'''

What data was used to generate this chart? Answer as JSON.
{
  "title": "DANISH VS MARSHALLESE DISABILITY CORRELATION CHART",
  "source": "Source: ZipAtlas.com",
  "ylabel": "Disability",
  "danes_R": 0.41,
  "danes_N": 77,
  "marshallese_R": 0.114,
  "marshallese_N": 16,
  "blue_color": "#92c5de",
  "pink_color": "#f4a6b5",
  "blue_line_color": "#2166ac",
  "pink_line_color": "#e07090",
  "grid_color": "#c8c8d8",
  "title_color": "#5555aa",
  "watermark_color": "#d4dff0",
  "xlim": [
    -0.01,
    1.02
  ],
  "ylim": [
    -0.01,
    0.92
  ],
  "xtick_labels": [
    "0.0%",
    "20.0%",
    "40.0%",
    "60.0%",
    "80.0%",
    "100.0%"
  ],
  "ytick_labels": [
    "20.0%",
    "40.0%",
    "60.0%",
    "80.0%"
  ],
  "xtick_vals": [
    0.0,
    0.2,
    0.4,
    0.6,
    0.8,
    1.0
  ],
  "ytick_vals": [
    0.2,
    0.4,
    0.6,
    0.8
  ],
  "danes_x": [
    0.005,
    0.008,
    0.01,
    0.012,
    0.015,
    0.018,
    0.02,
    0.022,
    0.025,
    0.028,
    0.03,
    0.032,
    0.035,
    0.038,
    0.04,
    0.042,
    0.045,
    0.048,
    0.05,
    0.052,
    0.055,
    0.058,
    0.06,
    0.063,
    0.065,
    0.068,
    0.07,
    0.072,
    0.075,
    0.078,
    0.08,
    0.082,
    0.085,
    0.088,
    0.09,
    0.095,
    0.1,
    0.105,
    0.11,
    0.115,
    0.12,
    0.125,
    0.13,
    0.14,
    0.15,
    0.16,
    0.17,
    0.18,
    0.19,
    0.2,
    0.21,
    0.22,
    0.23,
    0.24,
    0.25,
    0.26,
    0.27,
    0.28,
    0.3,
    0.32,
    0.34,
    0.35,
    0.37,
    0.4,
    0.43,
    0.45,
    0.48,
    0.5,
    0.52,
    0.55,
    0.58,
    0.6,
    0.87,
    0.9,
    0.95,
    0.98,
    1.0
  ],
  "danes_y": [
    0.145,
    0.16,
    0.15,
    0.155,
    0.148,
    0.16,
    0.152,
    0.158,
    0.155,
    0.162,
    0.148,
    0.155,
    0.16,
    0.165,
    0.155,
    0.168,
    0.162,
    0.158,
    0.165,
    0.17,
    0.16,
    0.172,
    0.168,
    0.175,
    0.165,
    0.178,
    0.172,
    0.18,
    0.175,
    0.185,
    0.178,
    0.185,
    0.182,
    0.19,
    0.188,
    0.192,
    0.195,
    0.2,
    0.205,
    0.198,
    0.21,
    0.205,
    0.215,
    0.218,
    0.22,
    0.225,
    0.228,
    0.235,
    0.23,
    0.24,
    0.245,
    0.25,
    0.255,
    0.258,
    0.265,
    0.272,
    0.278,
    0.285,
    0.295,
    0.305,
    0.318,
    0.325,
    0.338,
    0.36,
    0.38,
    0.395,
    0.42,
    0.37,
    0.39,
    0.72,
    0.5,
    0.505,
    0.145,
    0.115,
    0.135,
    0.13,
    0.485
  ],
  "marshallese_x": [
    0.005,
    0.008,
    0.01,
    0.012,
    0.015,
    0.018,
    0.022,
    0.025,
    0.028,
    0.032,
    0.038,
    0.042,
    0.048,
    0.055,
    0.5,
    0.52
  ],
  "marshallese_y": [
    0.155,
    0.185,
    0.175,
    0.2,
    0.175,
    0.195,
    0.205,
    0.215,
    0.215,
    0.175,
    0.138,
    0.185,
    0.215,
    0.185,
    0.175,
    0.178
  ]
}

'''

Give the complete listing a second time, exactly as it reads.

What data was used to generate this chart? Answer as JSON.
{
  "title": "DANISH VS MARSHALLESE DISABILITY CORRELATION CHART",
  "source": "Source: ZipAtlas.com",
  "ylabel": "Disability",
  "danes_R": 0.41,
  "danes_N": 77,
  "marshallese_R": 0.114,
  "marshallese_N": 16,
  "blue_color": "#92c5de",
  "pink_color": "#f4a6b5",
  "blue_line_color": "#2166ac",
  "pink_line_color": "#e07090",
  "grid_color": "#c8c8d8",
  "title_color": "#5555aa",
  "watermark_color": "#d4dff0",
  "xlim": [
    -0.01,
    1.02
  ],
  "ylim": [
    -0.01,
    0.92
  ],
  "xtick_labels": [
    "0.0%",
    "20.0%",
    "40.0%",
    "60.0%",
    "80.0%",
    "100.0%"
  ],
  "ytick_labels": [
    "20.0%",
    "40.0%",
    "60.0%",
    "80.0%"
  ],
  "xtick_vals": [
    0.0,
    0.2,
    0.4,
    0.6,
    0.8,
    1.0
  ],
  "ytick_vals": [
    0.2,
    0.4,
    0.6,
    0.8
  ],
  "danes_x": [
    0.005,
    0.008,
    0.01,
    0.012,
    0.015,
    0.018,
    0.02,
    0.022,
    0.025,
    0.028,
    0.03,
    0.032,
    0.035,
    0.038,
    0.04,
    0.042,
    0.045,
    0.048,
    0.05,
    0.052,
    0.055,
    0.058,
    0.06,
    0.063,
    0.065,
    0.068,
    0.07,
    0.072,
    0.075,
    0.078,
    0.08,
    0.082,
    0.085,
    0.088,
    0.09,
    0.095,
    0.1,
    0.105,
    0.11,
    0.115,
    0.12,
    0.125,
    0.13,
    0.14,
    0.15,
    0.16,
    0.17,
    0.18,
    0.19,
    0.2,
    0.21,
    0.22,
    0.23,
    0.24,
    0.25,
    0.26,
    0.27,
    0.28,
    0.3,
    0.32,
    0.34,
    0.35,
    0.37,
    0.4,
    0.43,
    0.45,
    0.48,
    0.5,
    0.52,
    0.55,
    0.58,
    0.6,
    0.87,
    0.9,
    0.95,
    0.98,
    1.0
  ],
  "danes_y": [
    0.145,
    0.16,
    0.15,
    0.155,
    0.148,
    0.16,
    0.152,
    0.158,
    0.155,
    0.162,
    0.148,
    0.155,
    0.16,
    0.165,
    0.155,
    0.168,
    0.162,
    0.158,
    0.165,
    0.17,
    0.16,
    0.172,
    0.168,
    0.175,
    0.165,
    0.178,
    0.172,
    0.18,
    0.175,
    0.185,
    0.178,
    0.185,
    0.182,
    0.19,
    0.188,
    0.192,
    0.195,
    0.2,
    0.205,
    0.198,
    0.21,
    0.205,
    0.215,
    0.218,
    0.22,
    0.225,
    0.228,
    0.235,
    0.23,
    0.24,
    0.245,
    0.25,
    0.255,
    0.258,
    0.265,
    0.272,
    0.278,
    0.285,
    0.295,
    0.305,
    0.318,
    0.325,
    0.338,
    0.36,
    0.38,
    0.395,
    0.42,
    0.37,
    0.39,
    0.72,
    0.5,
    0.505,
    0.145,
    0.115,
    0.135,
    0.13,
    0.485
  ],
  "marshallese_x": [
    0.005,
    0.008,
    0.01,
    0.012,
    0.015,
    0.018,
    0.022,
    0.025,
    0.028,
    0.032,
    0.038,
    0.042,
    0.048,
    0.055,
    0.5,
    0.52
  ],
  "marshallese_y": [
    0.155,
    0.185,
    0.175,
    0.2,
    0.175,
    0.195,
    0.205,
    0.215,
    0.215,
    0.175,
    0.138,
    0.185,
    0.215,
    0.185,
    0.175,
    0.178
  ]
}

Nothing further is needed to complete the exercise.